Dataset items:
* * * * * * * * *
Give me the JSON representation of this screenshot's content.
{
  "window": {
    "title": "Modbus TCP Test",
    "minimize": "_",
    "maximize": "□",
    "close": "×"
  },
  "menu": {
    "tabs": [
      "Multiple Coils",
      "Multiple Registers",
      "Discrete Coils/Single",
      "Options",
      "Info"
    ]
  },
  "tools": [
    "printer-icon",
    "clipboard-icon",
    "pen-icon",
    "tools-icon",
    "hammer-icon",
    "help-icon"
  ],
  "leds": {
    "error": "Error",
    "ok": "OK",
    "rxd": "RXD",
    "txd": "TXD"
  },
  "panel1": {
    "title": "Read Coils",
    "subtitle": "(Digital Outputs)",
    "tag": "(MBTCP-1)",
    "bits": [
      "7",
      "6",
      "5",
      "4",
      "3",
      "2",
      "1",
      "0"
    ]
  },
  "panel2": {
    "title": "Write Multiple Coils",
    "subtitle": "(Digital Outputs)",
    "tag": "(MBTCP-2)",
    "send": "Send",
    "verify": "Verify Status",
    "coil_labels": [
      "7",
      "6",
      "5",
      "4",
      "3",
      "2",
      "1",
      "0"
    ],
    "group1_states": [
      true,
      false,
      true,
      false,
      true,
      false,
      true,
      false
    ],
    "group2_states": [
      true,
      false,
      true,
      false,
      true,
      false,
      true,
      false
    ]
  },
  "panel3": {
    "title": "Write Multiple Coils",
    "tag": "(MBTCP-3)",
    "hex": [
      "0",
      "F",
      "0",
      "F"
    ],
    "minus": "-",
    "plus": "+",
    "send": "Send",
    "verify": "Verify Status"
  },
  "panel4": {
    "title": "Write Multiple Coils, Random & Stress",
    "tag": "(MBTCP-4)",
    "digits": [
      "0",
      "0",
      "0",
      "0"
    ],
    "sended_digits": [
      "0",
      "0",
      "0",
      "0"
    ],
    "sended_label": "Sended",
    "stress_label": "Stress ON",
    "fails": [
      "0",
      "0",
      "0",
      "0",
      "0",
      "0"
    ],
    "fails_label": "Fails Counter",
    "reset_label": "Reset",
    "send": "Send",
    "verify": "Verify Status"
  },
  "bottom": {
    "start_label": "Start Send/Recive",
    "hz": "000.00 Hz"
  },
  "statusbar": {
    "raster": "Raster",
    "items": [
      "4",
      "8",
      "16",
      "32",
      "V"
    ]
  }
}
* * * * * * * * *
▶ **TASK GOAL**
Reproduce every line of the data verbatim.

▶ **THE SOLUTION**
Give me the JSON representation of this screenshot's content.
{
  "window": {
    "title": "Modbus TCP Test",
    "minimize": "_",
    "maximize": "□",
    "close": "×"
  },
  "menu": {
    "tabs": [
      "Multiple Coils",
      "Multiple Registers",
      "Discrete Coils/Single",
      "Options",
      "Info"
    ]
  },
  "tools": [
    "printer-icon",
    "clipboard-icon",
    "pen-icon",
    "tools-icon",
    "hammer-icon",
    "help-icon"
  ],
  "leds": {
    "error": "Error",
    "ok": "OK",
    "rxd": "RXD",
    "txd": "TXD"
  },
  "panel1": {
    "title": "Read Coils",
    "subtitle": "(Digital Outputs)",
    "tag": "(MBTCP-1)",
    "bits": [
      "7",
      "6",
      "5",
      "4",
      "3",
      "2",
      "1",
      "0"
    ]
  },
  "panel2": {
    "title": "Write Multiple Coils",
    "subtitle": "(Digital Outputs)",
    "tag": "(MBTCP-2)",
    "send": "Send",
    "verify": "Verify Status",
    "coil_labels": [
      "7",
      "6",
      "5",
      "4",
      "3",
      "2",
      "1",
      "0"
    ],
    "group1_states": [
      true,
      false,
      true,
      false,
      true,
      false,
      true,
      false
    ],
    "group2_states": [
      true,
      false,
      true,
      false,
      true,
      false,
      true,
      false
    ]
  },
  "panel3": {
    "title": "Write Multiple Coils",
    "tag": "(MBTCP-3)",
    "hex": [
      "0",
      "F",
      "0",
      "F"
    ],
    "minus": "-",
    "plus": "+",
    "send": "Send",
    "verify": "Verify Status"
  },
  "panel4": {
    "title": "Write Multiple Coils, Random & Stress",
    "tag": "(MBTCP-4)",
    "digits": [
      "0",
      "0",
      "0",
      "0"
    ],
    "sended_digits": [
      "0",
      "0",
      "0",
      "0"
    ],
    "sended_label": "Sended",
    "stress_label": "Stress ON",
    "fails": [
      "0",
      "0",
      "0",
      "0",
      "0",
      "0"
    ],
    "fails_label": "Fails Counter",
    "reset_label": "Reset",
    "send": "Send",
    "verify": "Verify Status"
  },
  "bottom": {
    "start_label": "Start Send/Recive",
    "hz": "000.00 Hz"
  },
  "statusbar": {
    "raster": "Raster",
    "items": [
      "4",
      "8",
      "16",
      "32",
      "V"
    ]
  }
}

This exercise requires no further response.